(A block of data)
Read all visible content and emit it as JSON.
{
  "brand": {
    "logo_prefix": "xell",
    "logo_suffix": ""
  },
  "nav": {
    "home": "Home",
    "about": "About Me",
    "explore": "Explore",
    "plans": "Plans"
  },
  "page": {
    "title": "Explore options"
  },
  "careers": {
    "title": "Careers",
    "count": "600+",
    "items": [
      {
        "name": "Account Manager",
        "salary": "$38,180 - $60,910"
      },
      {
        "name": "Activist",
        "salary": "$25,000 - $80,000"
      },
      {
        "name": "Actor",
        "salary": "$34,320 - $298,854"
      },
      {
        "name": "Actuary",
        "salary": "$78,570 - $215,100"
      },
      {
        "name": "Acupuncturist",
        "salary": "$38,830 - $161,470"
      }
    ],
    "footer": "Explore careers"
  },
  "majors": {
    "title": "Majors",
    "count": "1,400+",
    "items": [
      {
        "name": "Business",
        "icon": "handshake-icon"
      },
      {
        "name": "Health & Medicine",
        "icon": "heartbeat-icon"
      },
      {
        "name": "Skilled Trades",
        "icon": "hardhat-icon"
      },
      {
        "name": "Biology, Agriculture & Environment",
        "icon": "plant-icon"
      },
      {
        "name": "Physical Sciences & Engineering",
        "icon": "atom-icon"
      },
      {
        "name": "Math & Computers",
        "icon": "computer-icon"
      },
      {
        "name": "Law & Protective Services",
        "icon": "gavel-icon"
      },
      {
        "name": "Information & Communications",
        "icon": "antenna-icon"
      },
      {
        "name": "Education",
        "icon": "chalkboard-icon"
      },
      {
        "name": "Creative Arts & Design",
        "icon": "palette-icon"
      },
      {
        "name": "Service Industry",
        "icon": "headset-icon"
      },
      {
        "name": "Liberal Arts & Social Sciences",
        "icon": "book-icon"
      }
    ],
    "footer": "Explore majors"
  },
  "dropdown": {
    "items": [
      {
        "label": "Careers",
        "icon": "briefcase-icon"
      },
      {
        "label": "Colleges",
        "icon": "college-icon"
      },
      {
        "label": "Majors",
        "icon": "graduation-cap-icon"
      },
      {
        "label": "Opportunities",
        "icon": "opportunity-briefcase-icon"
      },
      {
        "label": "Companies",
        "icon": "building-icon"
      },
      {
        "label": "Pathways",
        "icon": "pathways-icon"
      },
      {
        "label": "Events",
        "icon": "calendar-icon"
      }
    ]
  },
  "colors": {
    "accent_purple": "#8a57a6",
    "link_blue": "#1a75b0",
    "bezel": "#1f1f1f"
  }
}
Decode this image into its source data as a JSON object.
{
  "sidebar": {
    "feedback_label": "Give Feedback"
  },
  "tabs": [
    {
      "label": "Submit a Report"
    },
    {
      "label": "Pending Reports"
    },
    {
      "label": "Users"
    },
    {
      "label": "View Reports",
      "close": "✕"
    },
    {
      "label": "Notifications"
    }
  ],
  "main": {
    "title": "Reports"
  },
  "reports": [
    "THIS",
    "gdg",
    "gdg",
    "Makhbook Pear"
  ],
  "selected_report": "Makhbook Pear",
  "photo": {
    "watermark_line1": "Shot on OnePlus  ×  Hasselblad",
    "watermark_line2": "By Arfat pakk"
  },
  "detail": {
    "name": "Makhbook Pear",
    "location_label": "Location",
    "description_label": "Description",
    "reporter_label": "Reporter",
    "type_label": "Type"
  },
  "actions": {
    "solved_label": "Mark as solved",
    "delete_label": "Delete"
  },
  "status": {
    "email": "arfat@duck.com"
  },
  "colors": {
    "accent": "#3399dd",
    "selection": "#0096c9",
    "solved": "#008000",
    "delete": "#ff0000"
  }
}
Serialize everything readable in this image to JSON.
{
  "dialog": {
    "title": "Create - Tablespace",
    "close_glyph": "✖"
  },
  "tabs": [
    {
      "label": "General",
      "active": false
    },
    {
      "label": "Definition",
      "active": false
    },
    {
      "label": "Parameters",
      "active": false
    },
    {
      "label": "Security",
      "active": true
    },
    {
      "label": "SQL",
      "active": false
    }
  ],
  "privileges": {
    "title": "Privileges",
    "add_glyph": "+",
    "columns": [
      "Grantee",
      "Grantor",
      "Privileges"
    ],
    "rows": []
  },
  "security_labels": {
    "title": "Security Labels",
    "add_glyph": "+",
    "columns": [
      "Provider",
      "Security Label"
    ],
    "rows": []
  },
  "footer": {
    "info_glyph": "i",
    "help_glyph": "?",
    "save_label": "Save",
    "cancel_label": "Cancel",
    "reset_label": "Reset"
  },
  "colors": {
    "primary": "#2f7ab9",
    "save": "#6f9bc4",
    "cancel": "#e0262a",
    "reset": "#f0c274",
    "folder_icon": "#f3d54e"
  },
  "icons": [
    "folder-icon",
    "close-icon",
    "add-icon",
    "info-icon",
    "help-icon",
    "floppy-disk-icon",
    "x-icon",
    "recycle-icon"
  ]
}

(DO THIS): Everything from the line that contains "Serialize everything readable" through the end of the records must be duplicated exactly, and nothing outside that range.

(IN RESPONSE):
Serialize everything readable in this image to JSON.
{
  "dialog": {
    "title": "Create - Tablespace",
    "close_glyph": "✖"
  },
  "tabs": [
    {
      "label": "General",
      "active": false
    },
    {
      "label": "Definition",
      "active": false
    },
    {
      "label": "Parameters",
      "active": false
    },
    {
      "label": "Security",
      "active": true
    },
    {
      "label": "SQL",
      "active": false
    }
  ],
  "privileges": {
    "title": "Privileges",
    "add_glyph": "+",
    "columns": [
      "Grantee",
      "Grantor",
      "Privileges"
    ],
    "rows": []
  },
  "security_labels": {
    "title": "Security Labels",
    "add_glyph": "+",
    "columns": [
      "Provider",
      "Security Label"
    ],
    "rows": []
  },
  "footer": {
    "info_glyph": "i",
    "help_glyph": "?",
    "save_label": "Save",
    "cancel_label": "Cancel",
    "reset_label": "Reset"
  },
  "colors": {
    "primary": "#2f7ab9",
    "save": "#6f9bc4",
    "cancel": "#e0262a",
    "reset": "#f0c274",
    "folder_icon": "#f3d54e"
  },
  "icons": [
    "folder-icon",
    "close-icon",
    "add-icon",
    "info-icon",
    "help-icon",
    "floppy-disk-icon",
    "x-icon",
    "recycle-icon"
  ]
}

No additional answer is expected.